## PROBLEM TO SOLVE:
Set down each line of the data below exactly as it stands, dropping the pictures.

Dataset records
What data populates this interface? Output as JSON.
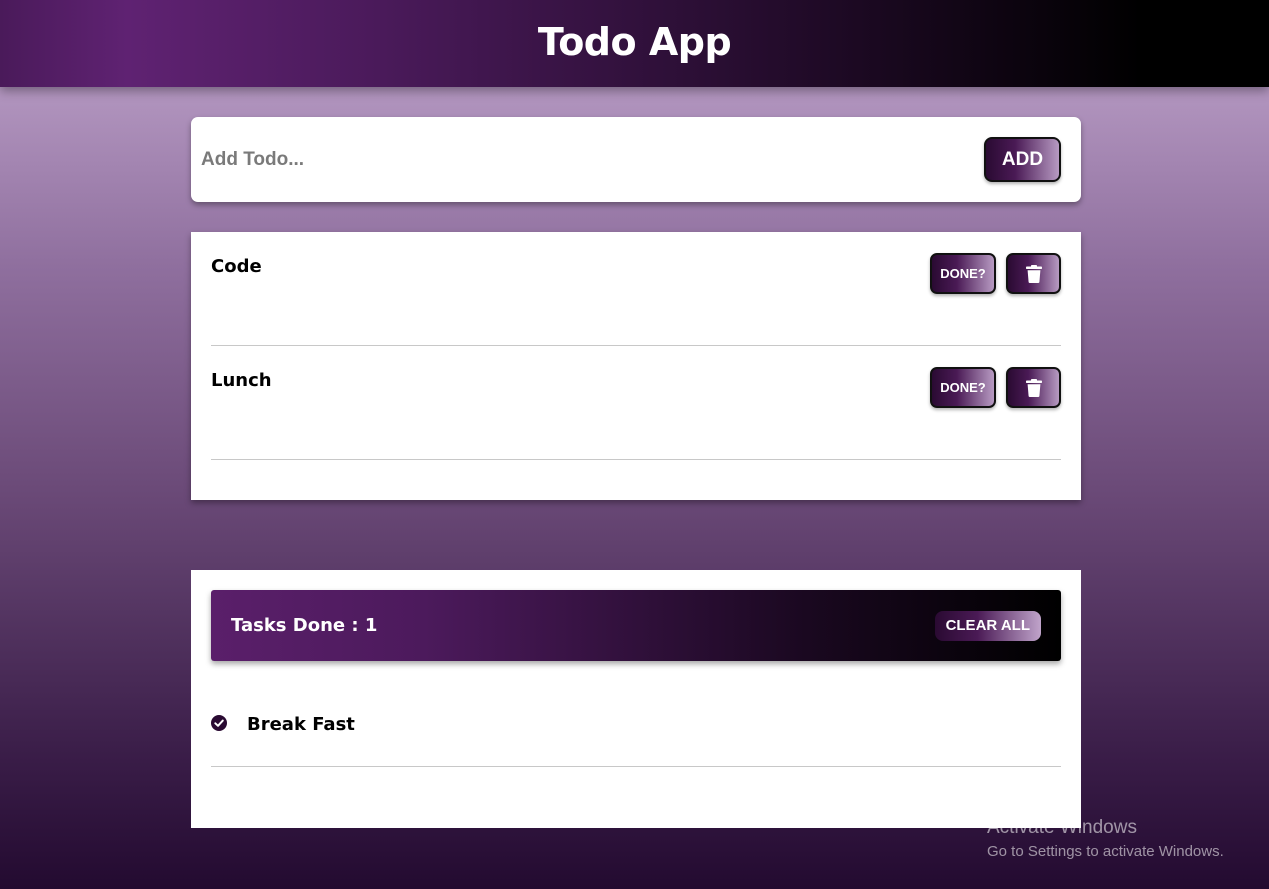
{
  "header": {
    "title": "Todo App"
  },
  "add_todo": {
    "placeholder": "Add Todo...",
    "value": "",
    "add_label": "ADD"
  },
  "todos": [
    {
      "label": "Code",
      "done_label": "DONE?",
      "delete_icon": "trash-icon"
    },
    {
      "label": "Lunch",
      "done_label": "DONE?",
      "delete_icon": "trash-icon"
    }
  ],
  "done_section": {
    "title": "Tasks Done : 1",
    "clear_label": "CLEAR ALL",
    "items": [
      {
        "label": "Break Fast",
        "icon": "check-circle-icon"
      }
    ]
  },
  "watermark": {
    "title": "Activate Windows",
    "subtitle": "Go to Settings to activate Windows."
  },
  "colors": {
    "header_start": "#5f2272",
    "header_end": "#000000",
    "accent": "#4a1a55"
  }
}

## OUTPUT OF THE TASK:
What data populates this interface? Output as JSON.
{
  "header": {
    "title": "Todo App"
  },
  "add_todo": {
    "placeholder": "Add Todo...",
    "value": "",
    "add_label": "ADD"
  },
  "todos": [
    {
      "label": "Code",
      "done_label": "DONE?",
      "delete_icon": "trash-icon"
    },
    {
      "label": "Lunch",
      "done_label": "DONE?",
      "delete_icon": "trash-icon"
    }
  ],
  "done_section": {
    "title": "Tasks Done : 1",
    "clear_label": "CLEAR ALL",
    "items": [
      {
        "label": "Break Fast",
        "icon": "check-circle-icon"
      }
    ]
  },
  "watermark": {
    "title": "Activate Windows",
    "subtitle": "Go to Settings to activate Windows."
  },
  "colors": {
    "header_start": "#5f2272",
    "header_end": "#000000",
    "accent": "#4a1a55"
  }
}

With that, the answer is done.